▸ **TASK OBJECTIVE**: Print the data word for word, from its first line through the line containing "staticText: 万 [604,275,638,318]", with both of those lines included.

(Data listing)
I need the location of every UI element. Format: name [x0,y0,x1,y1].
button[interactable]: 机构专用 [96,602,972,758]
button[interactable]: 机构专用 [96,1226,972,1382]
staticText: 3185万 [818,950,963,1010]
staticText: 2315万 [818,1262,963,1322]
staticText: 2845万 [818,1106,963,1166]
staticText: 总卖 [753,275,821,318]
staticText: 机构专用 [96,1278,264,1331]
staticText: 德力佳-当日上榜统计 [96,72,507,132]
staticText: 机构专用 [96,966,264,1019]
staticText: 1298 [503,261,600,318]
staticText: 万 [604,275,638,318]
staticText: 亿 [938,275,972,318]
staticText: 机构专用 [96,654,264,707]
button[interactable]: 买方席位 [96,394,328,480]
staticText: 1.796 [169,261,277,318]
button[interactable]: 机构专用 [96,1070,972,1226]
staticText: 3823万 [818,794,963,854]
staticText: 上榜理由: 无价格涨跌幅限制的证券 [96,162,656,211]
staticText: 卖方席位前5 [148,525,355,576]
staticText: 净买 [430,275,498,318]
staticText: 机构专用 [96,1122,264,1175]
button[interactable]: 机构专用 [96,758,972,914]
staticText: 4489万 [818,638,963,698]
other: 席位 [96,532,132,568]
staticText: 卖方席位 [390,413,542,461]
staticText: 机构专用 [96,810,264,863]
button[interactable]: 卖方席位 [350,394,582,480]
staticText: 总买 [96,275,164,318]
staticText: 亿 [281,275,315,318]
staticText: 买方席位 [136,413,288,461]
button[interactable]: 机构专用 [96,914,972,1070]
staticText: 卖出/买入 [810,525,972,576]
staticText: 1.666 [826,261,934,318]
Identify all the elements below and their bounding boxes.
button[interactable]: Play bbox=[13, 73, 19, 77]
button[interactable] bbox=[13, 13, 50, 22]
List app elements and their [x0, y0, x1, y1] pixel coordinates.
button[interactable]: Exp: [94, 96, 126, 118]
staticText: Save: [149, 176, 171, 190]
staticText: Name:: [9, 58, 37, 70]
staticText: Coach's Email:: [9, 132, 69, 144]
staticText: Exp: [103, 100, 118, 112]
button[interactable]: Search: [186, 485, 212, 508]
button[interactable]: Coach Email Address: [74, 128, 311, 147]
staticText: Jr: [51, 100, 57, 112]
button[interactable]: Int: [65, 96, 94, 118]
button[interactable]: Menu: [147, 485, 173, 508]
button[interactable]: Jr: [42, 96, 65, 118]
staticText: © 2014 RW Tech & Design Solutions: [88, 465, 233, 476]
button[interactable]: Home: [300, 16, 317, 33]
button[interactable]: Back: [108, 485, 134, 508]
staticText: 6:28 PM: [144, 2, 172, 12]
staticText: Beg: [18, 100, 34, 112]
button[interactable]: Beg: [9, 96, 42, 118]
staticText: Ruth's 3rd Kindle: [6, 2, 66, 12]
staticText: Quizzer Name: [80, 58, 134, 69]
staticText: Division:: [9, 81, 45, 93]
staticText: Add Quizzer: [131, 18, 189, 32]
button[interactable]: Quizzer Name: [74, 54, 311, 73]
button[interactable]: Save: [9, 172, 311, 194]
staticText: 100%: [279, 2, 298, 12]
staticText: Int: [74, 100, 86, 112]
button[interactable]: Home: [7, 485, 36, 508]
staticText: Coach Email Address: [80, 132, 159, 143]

▸ **OUTPUT OF THE EXERCISE**:
I need the location of every UI element. Format: name [x0,y0,x1,y1].
button[interactable]: 机构专用 [96,602,972,758]
button[interactable]: 机构专用 [96,1226,972,1382]
staticText: 3185万 [818,950,963,1010]
staticText: 2315万 [818,1262,963,1322]
staticText: 2845万 [818,1106,963,1166]
staticText: 总卖 [753,275,821,318]
staticText: 机构专用 [96,1278,264,1331]
staticText: 德力佳-当日上榜统计 [96,72,507,132]
staticText: 机构专用 [96,966,264,1019]
staticText: 1298 [503,261,600,318]
staticText: 万 [604,275,638,318]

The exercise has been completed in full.